• _What to work on_
From the first line to the last, restate the records word for word, skipping the pictures.
(Data records begins)
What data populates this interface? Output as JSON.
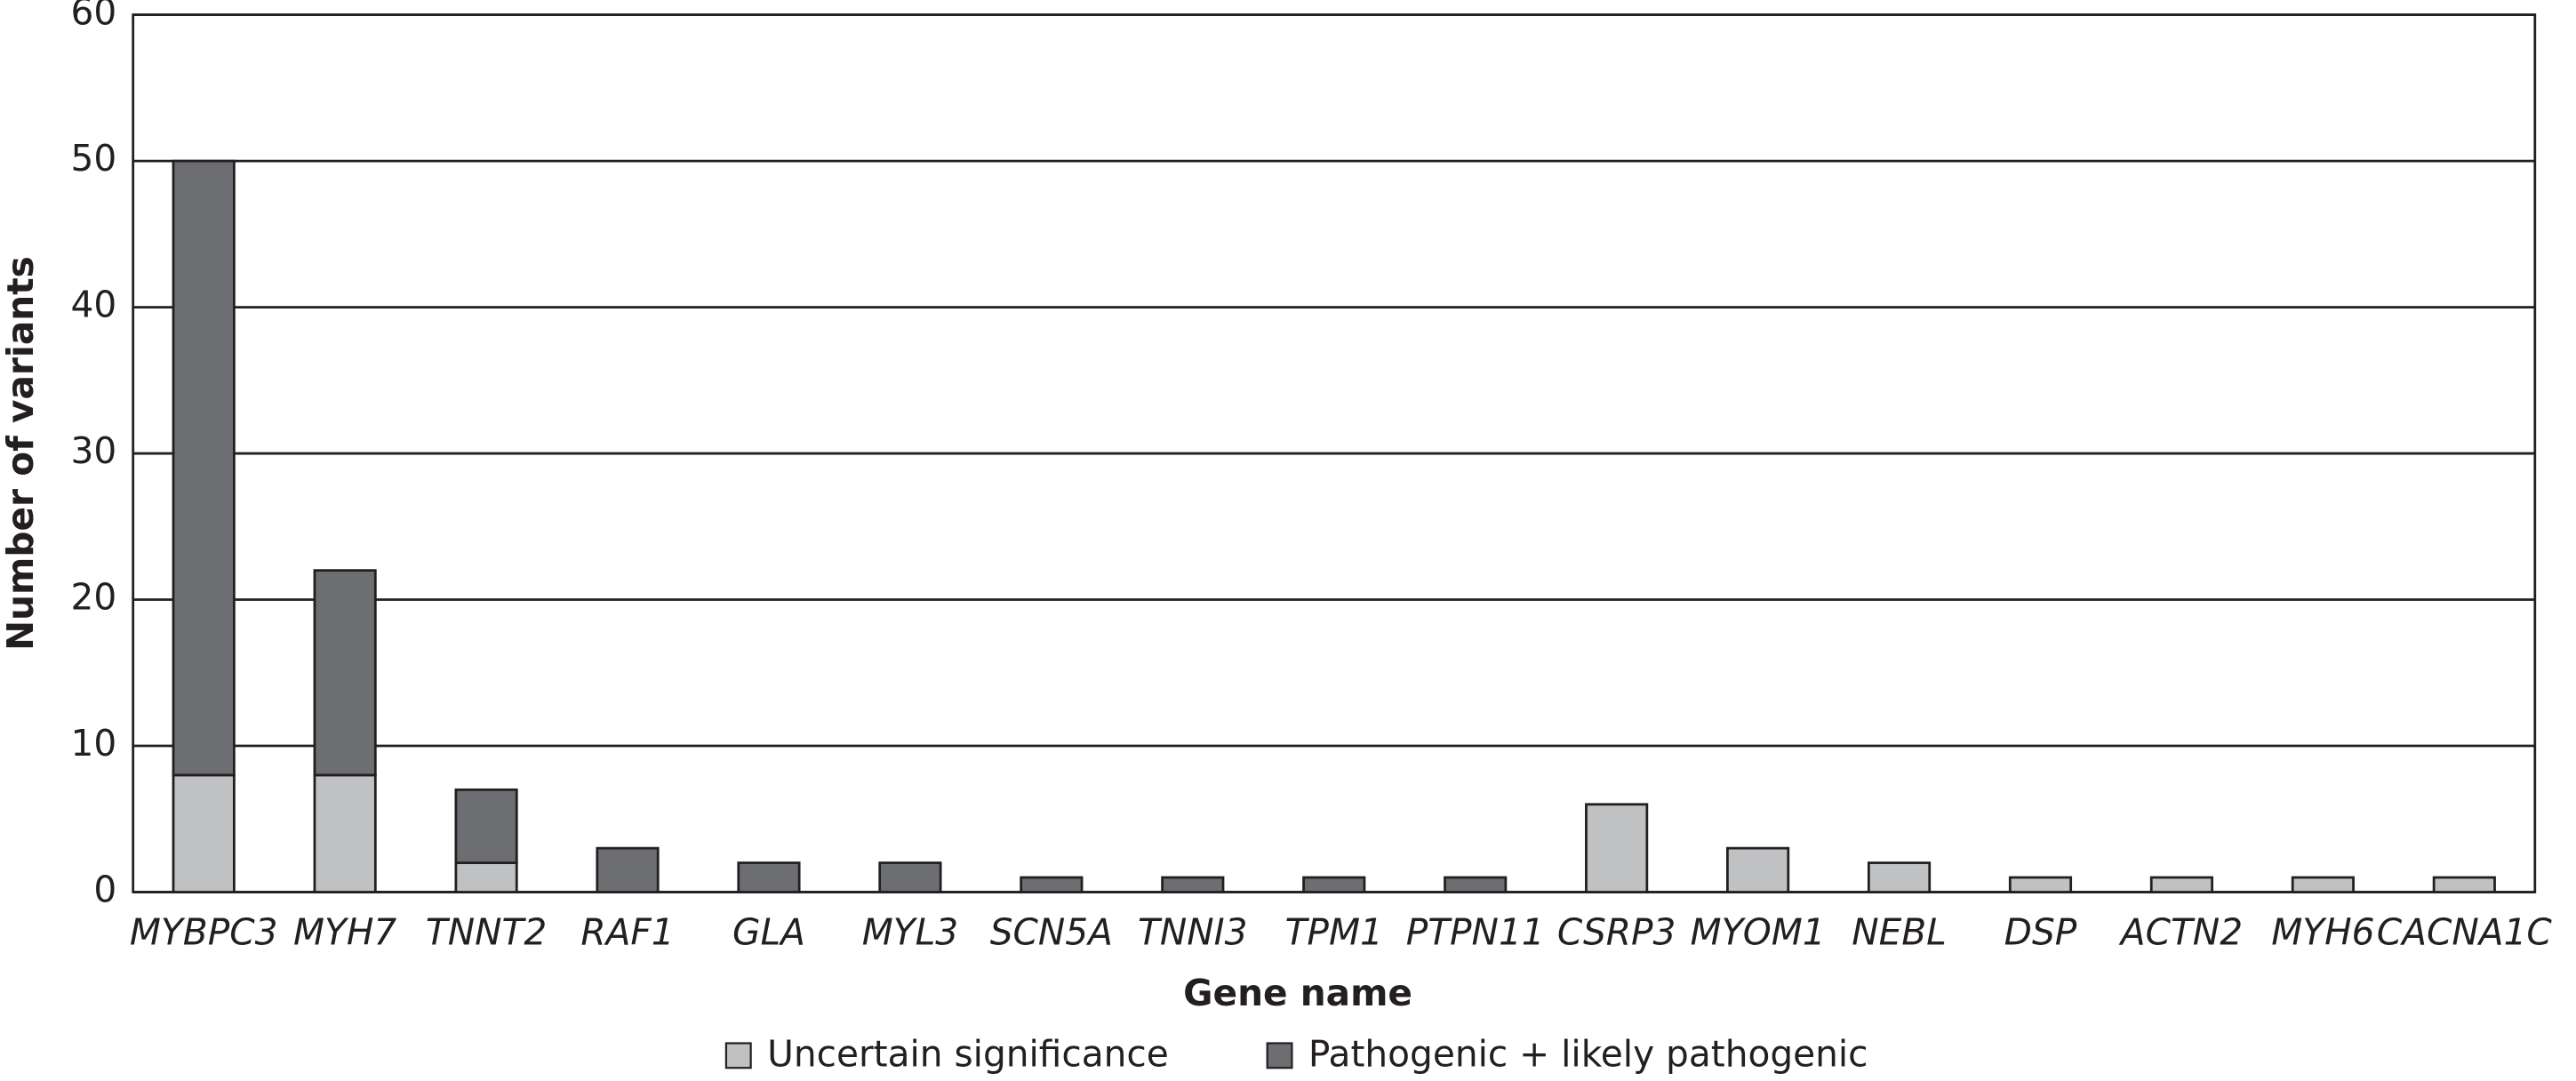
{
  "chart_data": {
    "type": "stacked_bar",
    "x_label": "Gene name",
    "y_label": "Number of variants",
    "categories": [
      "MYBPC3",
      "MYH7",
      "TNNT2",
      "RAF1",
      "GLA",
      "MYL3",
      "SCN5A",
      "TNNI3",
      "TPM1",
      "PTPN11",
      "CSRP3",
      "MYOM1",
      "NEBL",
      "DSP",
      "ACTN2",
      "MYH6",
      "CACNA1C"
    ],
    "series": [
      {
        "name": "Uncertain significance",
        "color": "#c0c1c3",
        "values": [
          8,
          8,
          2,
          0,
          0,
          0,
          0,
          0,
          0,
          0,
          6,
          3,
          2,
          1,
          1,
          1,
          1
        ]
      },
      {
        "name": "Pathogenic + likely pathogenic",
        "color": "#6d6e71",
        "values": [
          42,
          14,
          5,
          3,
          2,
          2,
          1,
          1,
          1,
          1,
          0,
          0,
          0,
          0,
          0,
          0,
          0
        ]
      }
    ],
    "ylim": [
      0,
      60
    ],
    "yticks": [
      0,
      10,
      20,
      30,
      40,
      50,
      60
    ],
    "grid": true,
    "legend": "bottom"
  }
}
(Data records ends)
• _Answer to this task_
What data populates this interface? Output as JSON.
{
  "chart_data": {
    "type": "stacked_bar",
    "x_label": "Gene name",
    "y_label": "Number of variants",
    "categories": [
      "MYBPC3",
      "MYH7",
      "TNNT2",
      "RAF1",
      "GLA",
      "MYL3",
      "SCN5A",
      "TNNI3",
      "TPM1",
      "PTPN11",
      "CSRP3",
      "MYOM1",
      "NEBL",
      "DSP",
      "ACTN2",
      "MYH6",
      "CACNA1C"
    ],
    "series": [
      {
        "name": "Uncertain significance",
        "color": "#c0c1c3",
        "values": [
          8,
          8,
          2,
          0,
          0,
          0,
          0,
          0,
          0,
          0,
          6,
          3,
          2,
          1,
          1,
          1,
          1
        ]
      },
      {
        "name": "Pathogenic + likely pathogenic",
        "color": "#6d6e71",
        "values": [
          42,
          14,
          5,
          3,
          2,
          2,
          1,
          1,
          1,
          1,
          0,
          0,
          0,
          0,
          0,
          0,
          0
        ]
      }
    ],
    "ylim": [
      0,
      60
    ],
    "yticks": [
      0,
      10,
      20,
      30,
      40,
      50,
      60
    ],
    "grid": true,
    "legend": "bottom"
  }
}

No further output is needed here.